(Dataset records)
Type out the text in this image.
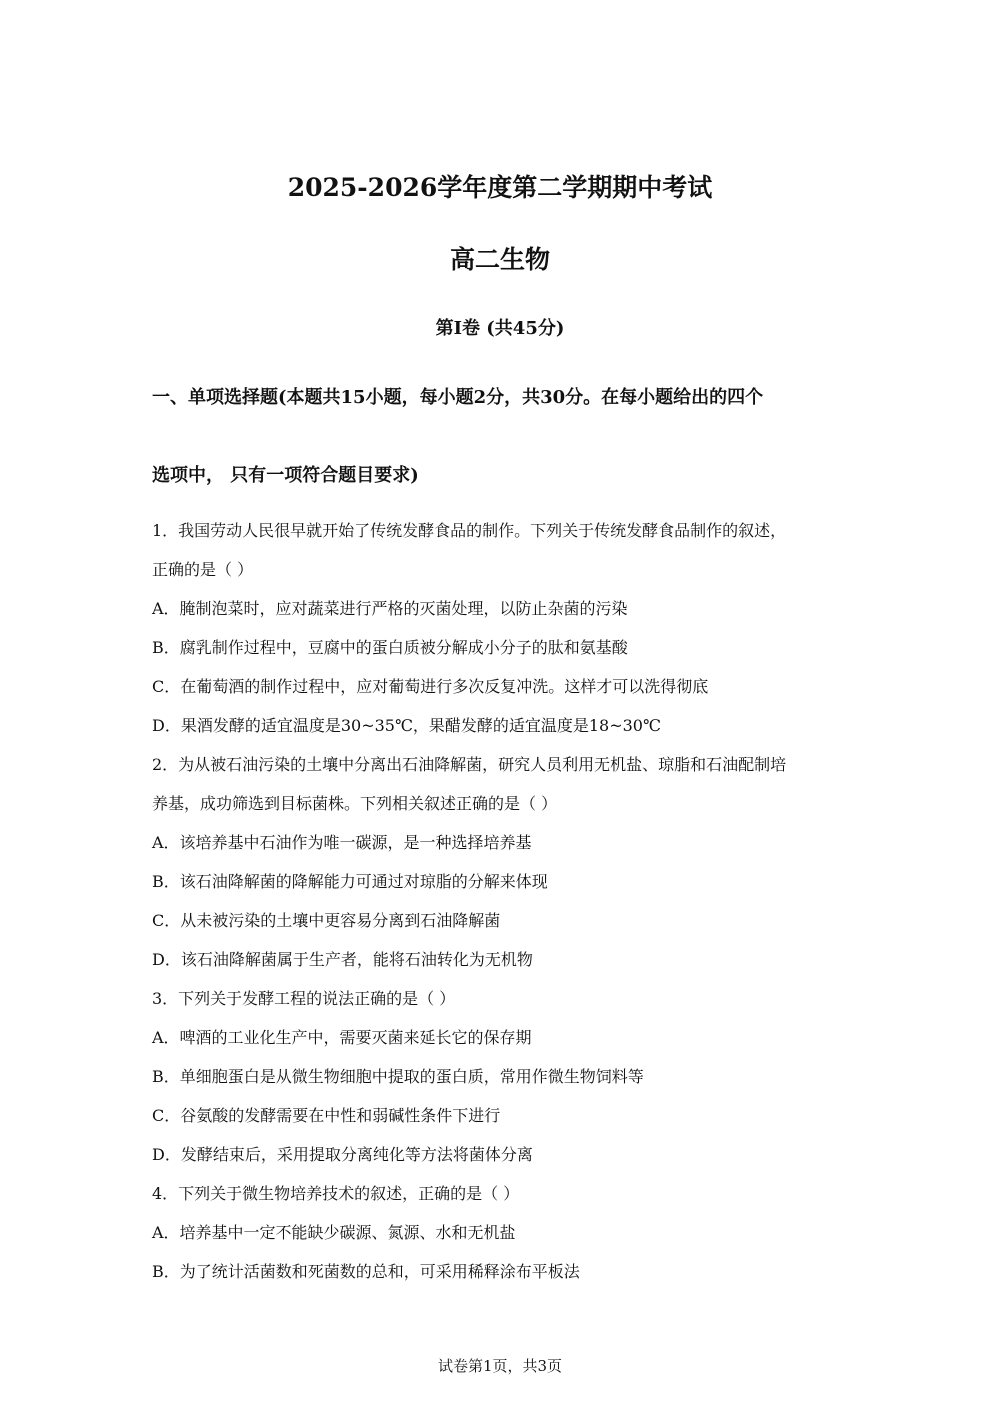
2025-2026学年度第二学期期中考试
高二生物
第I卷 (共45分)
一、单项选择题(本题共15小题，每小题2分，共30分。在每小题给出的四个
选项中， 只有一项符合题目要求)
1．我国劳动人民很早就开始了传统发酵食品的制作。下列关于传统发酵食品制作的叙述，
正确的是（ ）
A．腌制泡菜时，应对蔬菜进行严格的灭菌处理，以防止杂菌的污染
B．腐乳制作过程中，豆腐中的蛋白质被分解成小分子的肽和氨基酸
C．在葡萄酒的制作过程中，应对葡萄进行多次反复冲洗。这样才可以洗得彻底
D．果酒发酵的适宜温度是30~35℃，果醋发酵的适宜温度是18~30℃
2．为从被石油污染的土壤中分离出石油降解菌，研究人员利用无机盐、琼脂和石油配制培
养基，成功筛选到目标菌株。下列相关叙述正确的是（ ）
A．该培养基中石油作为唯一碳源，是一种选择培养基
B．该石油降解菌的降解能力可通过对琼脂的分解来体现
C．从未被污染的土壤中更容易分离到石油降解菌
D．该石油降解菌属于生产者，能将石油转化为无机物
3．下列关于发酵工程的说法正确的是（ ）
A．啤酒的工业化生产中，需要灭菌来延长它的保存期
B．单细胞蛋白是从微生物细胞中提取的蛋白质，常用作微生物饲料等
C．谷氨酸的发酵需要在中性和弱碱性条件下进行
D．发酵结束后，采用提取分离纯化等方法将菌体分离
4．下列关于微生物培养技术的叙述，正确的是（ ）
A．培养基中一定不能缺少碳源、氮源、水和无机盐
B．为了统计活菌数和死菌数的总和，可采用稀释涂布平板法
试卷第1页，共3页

* * *

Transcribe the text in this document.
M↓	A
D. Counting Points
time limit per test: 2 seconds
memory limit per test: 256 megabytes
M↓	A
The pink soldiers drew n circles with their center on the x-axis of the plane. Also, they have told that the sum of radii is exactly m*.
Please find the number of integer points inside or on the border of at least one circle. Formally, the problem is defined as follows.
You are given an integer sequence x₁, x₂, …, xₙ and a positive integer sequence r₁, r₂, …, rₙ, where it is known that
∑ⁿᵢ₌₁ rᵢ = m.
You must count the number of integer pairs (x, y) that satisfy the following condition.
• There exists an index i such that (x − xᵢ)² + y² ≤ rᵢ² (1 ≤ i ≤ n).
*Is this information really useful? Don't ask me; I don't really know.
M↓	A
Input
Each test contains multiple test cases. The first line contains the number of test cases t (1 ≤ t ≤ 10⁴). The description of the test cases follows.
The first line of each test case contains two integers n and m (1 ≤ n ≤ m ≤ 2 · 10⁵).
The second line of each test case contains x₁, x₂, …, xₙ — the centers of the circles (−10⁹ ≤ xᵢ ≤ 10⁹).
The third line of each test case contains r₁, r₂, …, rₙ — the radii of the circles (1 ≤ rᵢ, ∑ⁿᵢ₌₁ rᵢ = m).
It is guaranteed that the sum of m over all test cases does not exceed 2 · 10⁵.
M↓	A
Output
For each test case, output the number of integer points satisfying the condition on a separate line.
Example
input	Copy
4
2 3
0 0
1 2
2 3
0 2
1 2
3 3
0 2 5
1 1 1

**Work to complete**. Look above for lines with the word "circles" and copy them all.

**Task answer**.
The pink soldiers drew n circles with their center on the x-axis of the plane. Also, they have told that the sum of radii is exactly m*.
The second line of each test case contains x₁, x₂, …, xₙ — the centers of the circles (−10⁹ ≤ xᵢ ≤ 10⁹).
The third line of each test case contains r₁, r₂, …, rₙ — the radii of the circles (1 ≤ rᵢ, ∑ⁿᵢ₌₁ rᵢ = m).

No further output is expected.